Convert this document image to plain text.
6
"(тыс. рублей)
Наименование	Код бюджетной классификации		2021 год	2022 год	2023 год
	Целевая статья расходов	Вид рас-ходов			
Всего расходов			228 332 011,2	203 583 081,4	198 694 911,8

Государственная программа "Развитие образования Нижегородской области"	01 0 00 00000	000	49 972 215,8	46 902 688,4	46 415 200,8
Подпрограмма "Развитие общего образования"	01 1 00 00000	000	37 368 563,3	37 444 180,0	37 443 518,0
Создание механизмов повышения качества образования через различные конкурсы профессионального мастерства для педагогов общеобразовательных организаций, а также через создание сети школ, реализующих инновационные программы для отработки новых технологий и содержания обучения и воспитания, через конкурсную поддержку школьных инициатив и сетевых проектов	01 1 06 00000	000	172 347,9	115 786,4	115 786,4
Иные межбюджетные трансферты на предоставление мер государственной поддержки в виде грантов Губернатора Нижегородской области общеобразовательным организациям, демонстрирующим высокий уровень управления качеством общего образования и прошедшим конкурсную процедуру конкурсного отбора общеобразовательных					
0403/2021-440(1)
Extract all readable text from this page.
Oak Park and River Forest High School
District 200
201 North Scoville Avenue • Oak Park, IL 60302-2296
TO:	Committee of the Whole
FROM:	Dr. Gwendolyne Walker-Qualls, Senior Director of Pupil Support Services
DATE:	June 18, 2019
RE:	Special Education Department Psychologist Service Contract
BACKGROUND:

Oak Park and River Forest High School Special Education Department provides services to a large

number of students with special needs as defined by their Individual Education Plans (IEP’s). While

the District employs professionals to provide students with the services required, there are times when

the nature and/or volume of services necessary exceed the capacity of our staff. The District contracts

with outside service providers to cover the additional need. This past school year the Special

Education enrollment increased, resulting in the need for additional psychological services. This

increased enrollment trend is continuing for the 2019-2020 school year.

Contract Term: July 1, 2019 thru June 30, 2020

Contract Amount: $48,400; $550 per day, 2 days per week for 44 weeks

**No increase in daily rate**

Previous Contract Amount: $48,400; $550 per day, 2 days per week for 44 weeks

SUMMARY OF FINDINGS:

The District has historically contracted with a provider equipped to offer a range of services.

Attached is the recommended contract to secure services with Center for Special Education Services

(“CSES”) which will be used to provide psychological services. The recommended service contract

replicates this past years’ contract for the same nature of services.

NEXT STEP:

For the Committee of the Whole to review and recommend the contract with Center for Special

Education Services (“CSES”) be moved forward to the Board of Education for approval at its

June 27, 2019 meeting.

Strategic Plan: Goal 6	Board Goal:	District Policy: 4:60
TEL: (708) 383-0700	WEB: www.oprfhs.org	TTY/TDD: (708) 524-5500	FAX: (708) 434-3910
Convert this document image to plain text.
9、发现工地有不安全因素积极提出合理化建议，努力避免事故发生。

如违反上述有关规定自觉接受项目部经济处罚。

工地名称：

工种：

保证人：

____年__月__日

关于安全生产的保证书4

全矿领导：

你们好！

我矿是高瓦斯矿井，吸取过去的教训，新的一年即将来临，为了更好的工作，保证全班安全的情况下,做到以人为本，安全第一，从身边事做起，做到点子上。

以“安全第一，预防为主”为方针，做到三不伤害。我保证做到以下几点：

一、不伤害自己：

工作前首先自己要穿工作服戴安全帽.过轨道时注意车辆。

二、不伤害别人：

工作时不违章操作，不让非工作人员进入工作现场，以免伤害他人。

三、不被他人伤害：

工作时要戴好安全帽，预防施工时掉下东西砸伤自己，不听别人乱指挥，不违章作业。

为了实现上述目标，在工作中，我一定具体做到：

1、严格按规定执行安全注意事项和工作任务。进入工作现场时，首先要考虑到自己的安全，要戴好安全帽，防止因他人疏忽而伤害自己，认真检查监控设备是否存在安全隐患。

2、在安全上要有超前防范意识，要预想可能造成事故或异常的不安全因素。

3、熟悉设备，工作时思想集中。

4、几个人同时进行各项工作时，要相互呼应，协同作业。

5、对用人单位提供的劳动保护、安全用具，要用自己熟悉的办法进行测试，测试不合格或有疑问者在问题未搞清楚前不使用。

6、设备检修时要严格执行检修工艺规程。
------------------------------------------------
◆ EXERCISE INSTRUCTIONS:
Take the records above and return them exactly as written.

◆ TASK ANSWER:
Convert this document image to plain text.
6
"(тыс. рублей)
Наименование	Код бюджетной классификации		2021 год	2022 год	2023 год
	Целевая статья расходов	Вид рас-ходов			
Всего расходов			228 332 011,2	203 583 081,4	198 694 911,8

Государственная программа "Развитие образования Нижегородской области"	01 0 00 00000	000	49 972 215,8	46 902 688,4	46 415 200,8
Подпрограмма "Развитие общего образования"	01 1 00 00000	000	37 368 563,3	37 444 180,0	37 443 518,0
Создание механизмов повышения качества образования через различные конкурсы профессионального мастерства для педагогов общеобразовательных организаций, а также через создание сети школ, реализующих инновационные программы для отработки новых технологий и содержания обучения и воспитания, через конкурсную поддержку школьных инициатив и сетевых проектов	01 1 06 00000	000	172 347,9	115 786,4	115 786,4
Иные межбюджетные трансферты на предоставление мер государственной поддержки в виде грантов Губернатора Нижегородской области общеобразовательным организациям, демонстрирующим высокий уровень управления качеством общего образования и прошедшим конкурсную процедуру конкурсного отбора общеобразовательных					
0403/2021-440(1)
Extract all readable text from this page.
Oak Park and River Forest High School
District 200
201 North Scoville Avenue • Oak Park, IL 60302-2296
TO:	Committee of the Whole
FROM:	Dr. Gwendolyne Walker-Qualls, Senior Director of Pupil Support Services
DATE:	June 18, 2019
RE:	Special Education Department Psychologist Service Contract
BACKGROUND:

Oak Park and River Forest High School Special Education Department provides services to a large

number of students with special needs as defined by their Individual Education Plans (IEP’s). While

the District employs professionals to provide students with the services required, there are times when

the nature and/or volume of services necessary exceed the capacity of our staff. The District contracts

with outside service providers to cover the additional need. This past school year the Special

Education enrollment increased, resulting in the need for additional psychological services. This

increased enrollment trend is continuing for the 2019-2020 school year.

Contract Term: July 1, 2019 thru June 30, 2020

Contract Amount: $48,400; $550 per day, 2 days per week for 44 weeks

**No increase in daily rate**

Previous Contract Amount: $48,400; $550 per day, 2 days per week for 44 weeks

SUMMARY OF FINDINGS:

The District has historically contracted with a provider equipped to offer a range of services.

Attached is the recommended contract to secure services with Center for Special Education Services

(“CSES”) which will be used to provide psychological services. The recommended service contract

replicates this past years’ contract for the same nature of services.

NEXT STEP:

For the Committee of the Whole to review and recommend the contract with Center for Special

Education Services (“CSES”) be moved forward to the Board of Education for approval at its

June 27, 2019 meeting.

Strategic Plan: Goal 6	Board Goal:	District Policy: 4:60
TEL: (708) 383-0700	WEB: www.oprfhs.org	TTY/TDD: (708) 524-5500	FAX: (708) 434-3910
Convert this document image to plain text.
9、发现工地有不安全因素积极提出合理化建议，努力避免事故发生。

如违反上述有关规定自觉接受项目部经济处罚。

工地名称：

工种：

保证人：

____年__月__日

关于安全生产的保证书4

全矿领导：

你们好！

我矿是高瓦斯矿井，吸取过去的教训，新的一年即将来临，为了更好的工作，保证全班安全的情况下,做到以人为本，安全第一，从身边事做起，做到点子上。

以“安全第一，预防为主”为方针，做到三不伤害。我保证做到以下几点：

一、不伤害自己：

工作前首先自己要穿工作服戴安全帽.过轨道时注意车辆。

二、不伤害别人：

工作时不违章操作，不让非工作人员进入工作现场，以免伤害他人。

三、不被他人伤害：

工作时要戴好安全帽，预防施工时掉下东西砸伤自己，不听别人乱指挥，不违章作业。

为了实现上述目标，在工作中，我一定具体做到：

1、严格按规定执行安全注意事项和工作任务。进入工作现场时，首先要考虑到自己的安全，要戴好安全帽，防止因他人疏忽而伤害自己，认真检查监控设备是否存在安全隐患。

2、在安全上要有超前防范意识，要预想可能造成事故或异常的不安全因素。

3、熟悉设备，工作时思想集中。

4、几个人同时进行各项工作时，要相互呼应，协同作业。

5、对用人单位提供的劳动保护、安全用具，要用自己熟悉的办法进行测试，测试不合格或有疑问者在问题未搞清楚前不使用。

6、设备检修时要严格执行检修工艺规程。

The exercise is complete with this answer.